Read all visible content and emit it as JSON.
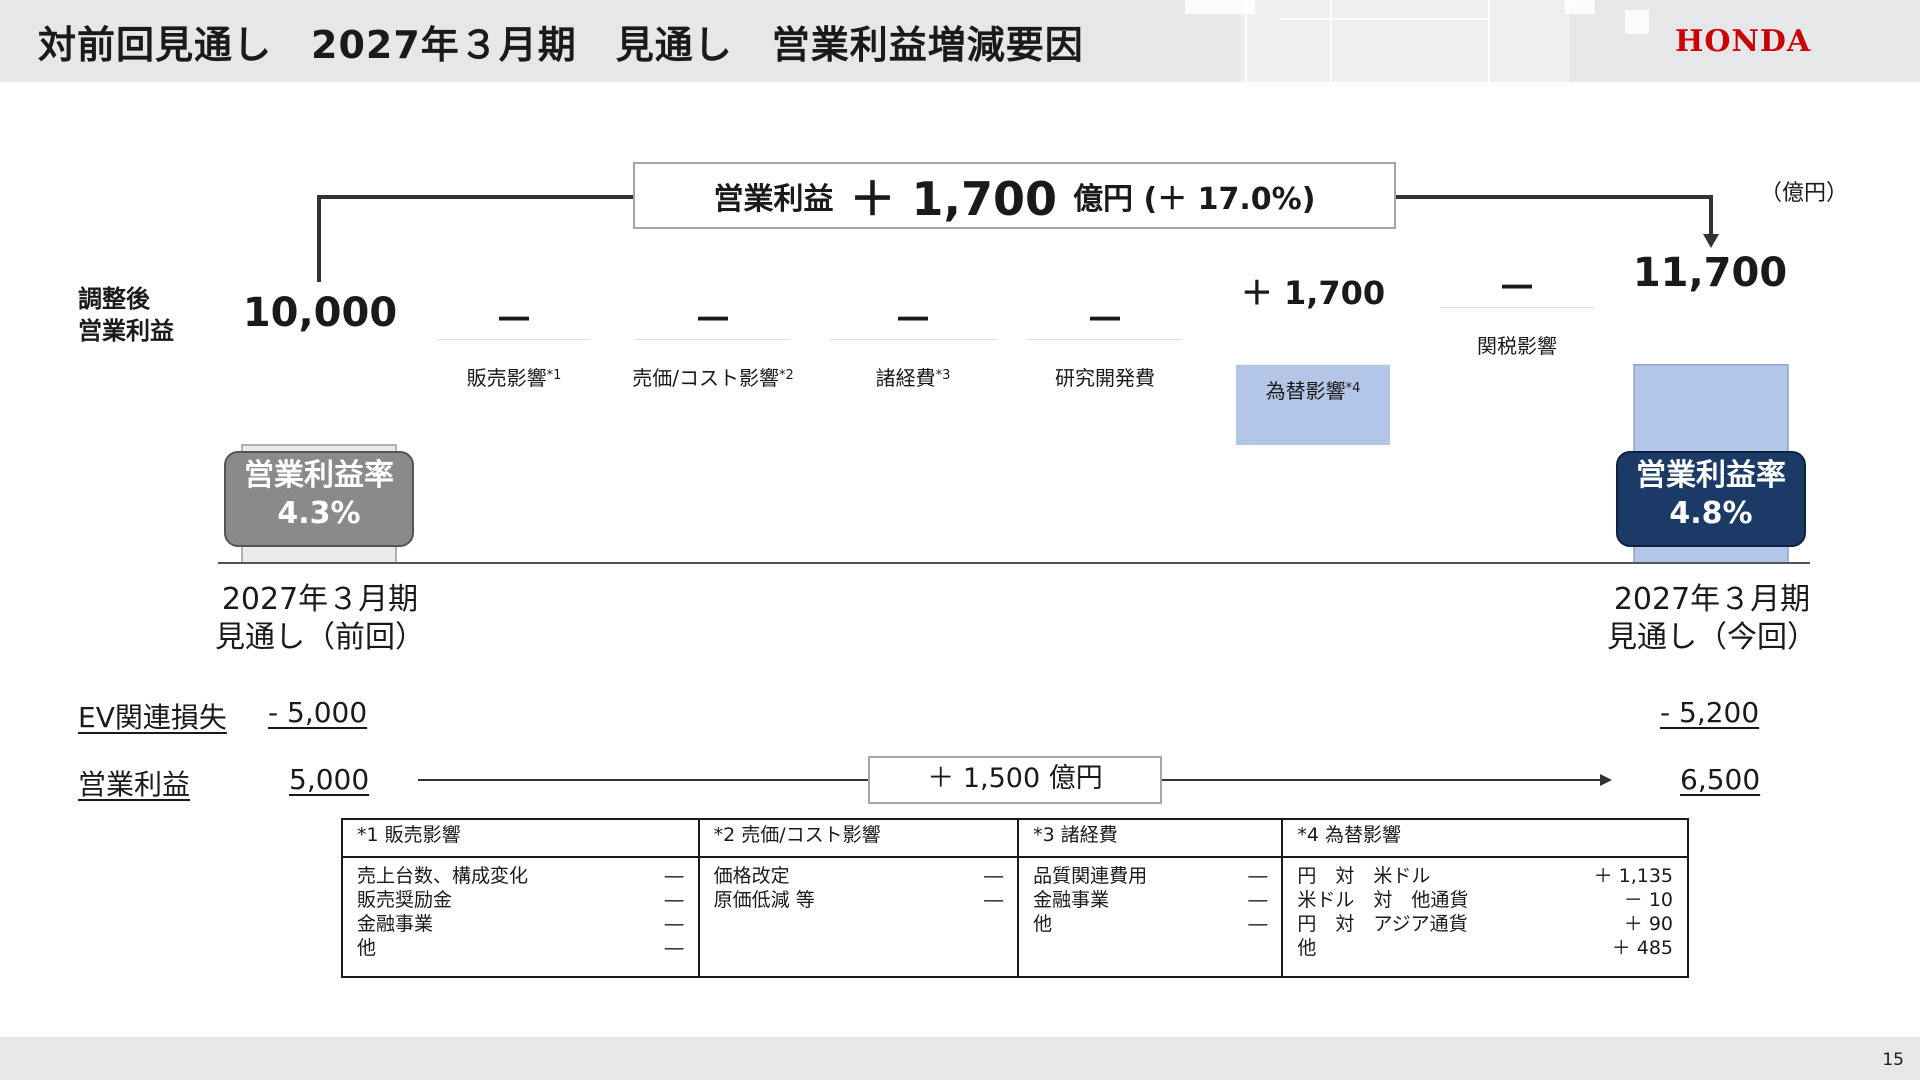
{
  "header": {
    "title": "対前回見通し　2027年３月期　見通し　営業利益増減要因",
    "brand": "HONDA"
  },
  "page_number": "15",
  "unit": "（億円）",
  "row_label": [
    "調整後",
    "営業利益"
  ],
  "summary": {
    "prefix": "営業利益",
    "value": "＋ 1,700",
    "suffix": "億円 (＋ 17.0%)"
  },
  "chart_data": {
    "type": "bar",
    "subtype": "waterfall",
    "unit": "億円",
    "categories": [
      "2027年３月期 見通し（前回）",
      "販売影響*1",
      "売価/コスト影響*2",
      "諸経費*3",
      "研究開発費",
      "為替影響*4",
      "関税影響",
      "2027年３月期 見通し（今回）"
    ],
    "values": [
      10000,
      0,
      0,
      0,
      0,
      1700,
      0,
      11700
    ],
    "value_labels": [
      "10,000",
      "―",
      "―",
      "―",
      "―",
      "＋ 1,700",
      "―",
      "11,700"
    ],
    "axis_floor": 7500,
    "colors": {
      "start": "#ebebeb",
      "change": "#b4c6e7",
      "end": "#b4c6e7"
    }
  },
  "bars": {
    "start_value": "10,000",
    "end_value": "11,700",
    "impacts": [
      {
        "label": "販売影響",
        "note": "*1",
        "value": "―"
      },
      {
        "label": "売価/コスト影響",
        "note": "*2",
        "value": "―"
      },
      {
        "label": "諸経費",
        "note": "*3",
        "value": "―"
      },
      {
        "label": "研究開発費",
        "note": "",
        "value": "―"
      },
      {
        "label": "為替影響",
        "note": "*4",
        "value": "＋ 1,700"
      },
      {
        "label": "関税影響",
        "note": "",
        "value": "―"
      }
    ]
  },
  "margins": {
    "left": {
      "label": "営業利益率",
      "value": "4.3%",
      "color": "#8a8a8a"
    },
    "right": {
      "label": "営業利益率",
      "value": "4.8%",
      "color": "#1c3a66"
    }
  },
  "periods": {
    "left": [
      "2027年３月期",
      "見通し（前回）"
    ],
    "right": [
      "2027年３月期",
      "見通し（今回）"
    ]
  },
  "ev_row": {
    "label": "EV関連損失",
    "left": "- 5,000",
    "right": "- 5,200"
  },
  "op_row": {
    "label": "営業利益",
    "left": "5,000",
    "right": "6,500",
    "delta": "＋ 1,500 億円"
  },
  "notes": [
    {
      "header": "*1 販売影響",
      "rows": [
        [
          "売上台数、構成変化",
          "―"
        ],
        [
          "販売奨励金",
          "―"
        ],
        [
          "金融事業",
          "―"
        ],
        [
          "他",
          "―"
        ]
      ]
    },
    {
      "header": "*2 売価/コスト影響",
      "rows": [
        [
          "価格改定",
          "―"
        ],
        [
          "原価低減 等",
          "―"
        ]
      ]
    },
    {
      "header": "*3 諸経費",
      "rows": [
        [
          "品質関連費用",
          "―"
        ],
        [
          "金融事業",
          "―"
        ],
        [
          "他",
          "―"
        ]
      ]
    },
    {
      "header": "*4 為替影響",
      "rows": [
        [
          "円　対　米ドル",
          "＋ 1,135"
        ],
        [
          "米ドル　対　他通貨",
          "－ 10"
        ],
        [
          "円　対　アジア通貨",
          "＋ 90"
        ],
        [
          "他",
          "＋ 485"
        ]
      ]
    }
  ]
}
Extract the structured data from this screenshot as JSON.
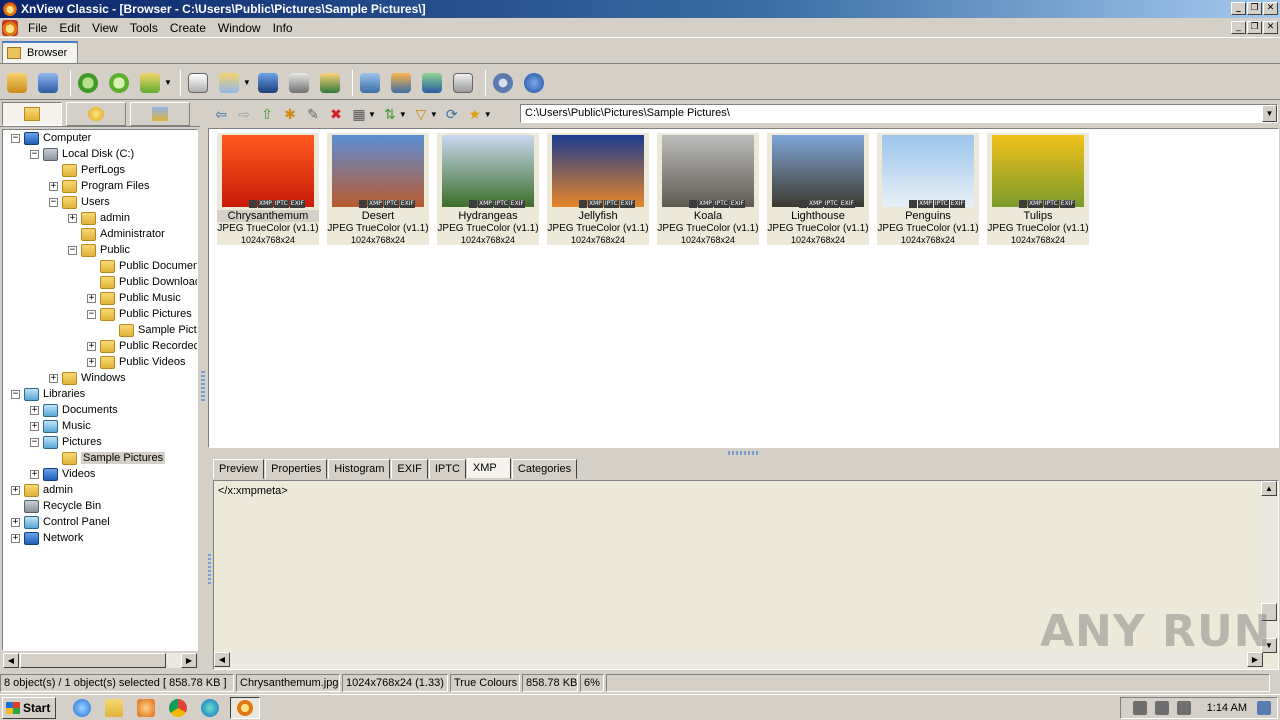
{
  "window": {
    "title": "XnView Classic - [Browser - C:\\Users\\Public\\Pictures\\Sample Pictures\\]"
  },
  "menu": [
    "File",
    "Edit",
    "View",
    "Tools",
    "Create",
    "Window",
    "Info"
  ],
  "tabs": {
    "browser": "Browser"
  },
  "path": "C:\\Users\\Public\\Pictures\\Sample Pictures\\",
  "tree": [
    {
      "label": "Computer",
      "icon": "computer-icon",
      "exp": "−"
    },
    {
      "label": "Local Disk (C:)",
      "icon": "drive-icon",
      "exp": "−"
    },
    {
      "label": "PerfLogs",
      "icon": "folder-icon",
      "exp": ""
    },
    {
      "label": "Program Files",
      "icon": "folder-icon",
      "exp": "+"
    },
    {
      "label": "Users",
      "icon": "folder-icon",
      "exp": "−"
    },
    {
      "label": "admin",
      "icon": "folder-icon",
      "exp": "+"
    },
    {
      "label": "Administrator",
      "icon": "folder-icon",
      "exp": ""
    },
    {
      "label": "Public",
      "icon": "folder-icon",
      "exp": "−"
    },
    {
      "label": "Public Documents",
      "icon": "folder-icon",
      "exp": ""
    },
    {
      "label": "Public Downloads",
      "icon": "folder-icon",
      "exp": ""
    },
    {
      "label": "Public Music",
      "icon": "folder-icon",
      "exp": "+"
    },
    {
      "label": "Public Pictures",
      "icon": "folder-icon",
      "exp": "−"
    },
    {
      "label": "Sample Pictures",
      "icon": "folder-icon",
      "exp": ""
    },
    {
      "label": "Public Recorded TV",
      "icon": "folder-icon",
      "exp": "+"
    },
    {
      "label": "Public Videos",
      "icon": "folder-icon",
      "exp": "+"
    },
    {
      "label": "Windows",
      "icon": "folder-icon",
      "exp": "+"
    },
    {
      "label": "Libraries",
      "icon": "library-icon",
      "exp": "−"
    },
    {
      "label": "Documents",
      "icon": "library-icon",
      "exp": "+"
    },
    {
      "label": "Music",
      "icon": "music-icon",
      "exp": "+"
    },
    {
      "label": "Pictures",
      "icon": "library-icon",
      "exp": "−"
    },
    {
      "label": "Sample Pictures",
      "icon": "folder-icon",
      "exp": ""
    },
    {
      "label": "Videos",
      "icon": "video-icon",
      "exp": "+"
    },
    {
      "label": "admin",
      "icon": "user-icon",
      "exp": "+"
    },
    {
      "label": "Recycle Bin",
      "icon": "recycle-bin-icon",
      "exp": ""
    },
    {
      "label": "Control Panel",
      "icon": "control-panel-icon",
      "exp": "+"
    },
    {
      "label": "Network",
      "icon": "network-icon",
      "exp": "+"
    }
  ],
  "thumbnails": [
    {
      "name": "Chrysanthemum",
      "format": "JPEG TrueColor (v1.1)",
      "dims": "1024x768x24",
      "colors": [
        "#ff5a1f",
        "#c91a08"
      ]
    },
    {
      "name": "Desert",
      "format": "JPEG TrueColor (v1.1)",
      "dims": "1024x768x24",
      "colors": [
        "#5d8fd6",
        "#b85a2c"
      ]
    },
    {
      "name": "Hydrangeas",
      "format": "JPEG TrueColor (v1.1)",
      "dims": "1024x768x24",
      "colors": [
        "#c9d9f0",
        "#3d6e2a"
      ]
    },
    {
      "name": "Jellyfish",
      "format": "JPEG TrueColor (v1.1)",
      "dims": "1024x768x24",
      "colors": [
        "#1b3b8f",
        "#e8862a"
      ]
    },
    {
      "name": "Koala",
      "format": "JPEG TrueColor (v1.1)",
      "dims": "1024x768x24",
      "colors": [
        "#bdbdbd",
        "#5e5a52"
      ]
    },
    {
      "name": "Lighthouse",
      "format": "JPEG TrueColor (v1.1)",
      "dims": "1024x768x24",
      "colors": [
        "#7fa6d8",
        "#3d3a2e"
      ]
    },
    {
      "name": "Penguins",
      "format": "JPEG TrueColor (v1.1)",
      "dims": "1024x768x24",
      "colors": [
        "#9cc4ea",
        "#e8f0f8"
      ]
    },
    {
      "name": "Tulips",
      "format": "JPEG TrueColor (v1.1)",
      "dims": "1024x768x24",
      "colors": [
        "#f2c21b",
        "#7a9a2a"
      ]
    }
  ],
  "badges": [
    "XMP",
    "IPTC",
    "EXIF"
  ],
  "info_tabs": [
    "Preview",
    "Properties",
    "Histogram",
    "EXIF",
    "IPTC",
    "XMP",
    "Categories"
  ],
  "info_content": "</x:xmpmeta>",
  "status": {
    "objects": "8 object(s) / 1 object(s) selected  [ 858.78 KB ]",
    "filename": "Chrysanthemum.jpg",
    "dims": "1024x768x24 (1.33)",
    "colors": "True Colours",
    "size": "858.78 KB",
    "zoom": "6%"
  },
  "taskbar": {
    "start": "Start",
    "clock": "1:14 AM"
  },
  "watermark": "ANY RUN"
}
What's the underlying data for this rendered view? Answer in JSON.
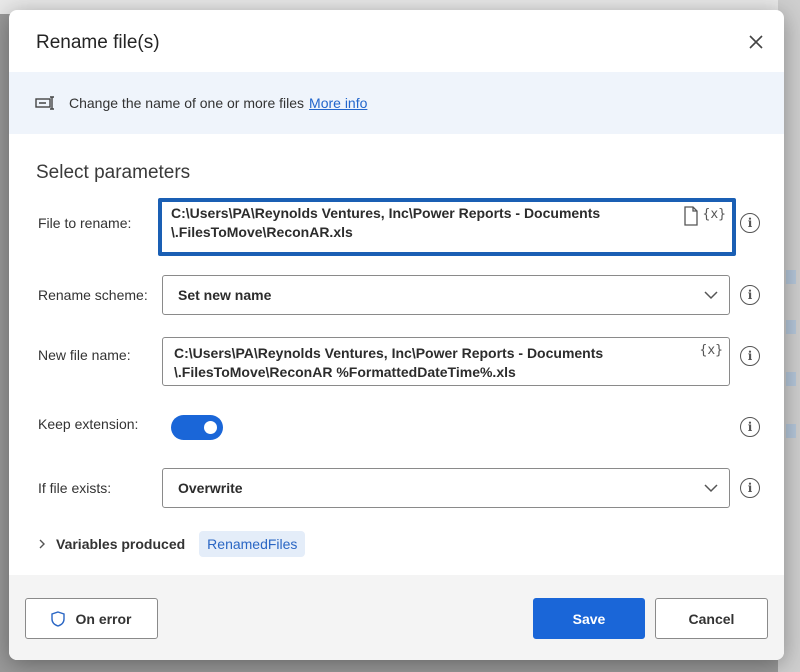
{
  "dialog": {
    "title": "Rename file(s)",
    "banner_text": "Change the name of one or more files",
    "banner_link": "More info",
    "section_title": "Select parameters"
  },
  "fields": {
    "file_to_rename": {
      "label": "File to rename:",
      "line1": "C:\\Users\\PA\\Reynolds Ventures, Inc\\Power Reports - Documents",
      "line2": "\\.FilesToMove\\ReconAR.xls"
    },
    "rename_scheme": {
      "label": "Rename scheme:",
      "value": "Set new name"
    },
    "new_file_name": {
      "label": "New file name:",
      "line1": "C:\\Users\\PA\\Reynolds Ventures, Inc\\Power Reports - Documents",
      "line2": "\\.FilesToMove\\ReconAR %FormattedDateTime%.xls"
    },
    "keep_extension": {
      "label": "Keep extension:",
      "enabled": true
    },
    "if_file_exists": {
      "label": "If file exists:",
      "value": "Overwrite"
    }
  },
  "variables": {
    "label": "Variables produced",
    "chip": "RenamedFiles"
  },
  "footer": {
    "on_error": "On error",
    "save": "Save",
    "cancel": "Cancel"
  },
  "icons": {
    "variable_picker": "{x}",
    "info": "i"
  },
  "colors": {
    "accent": "#1a66d8",
    "highlight_border": "#1a5fb4",
    "banner_bg": "#eff4fb",
    "link": "#2266cc"
  }
}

* * * * * * *

Exercise goal - Write only the number of lines that include "JSON".

Answer to the exercise - 3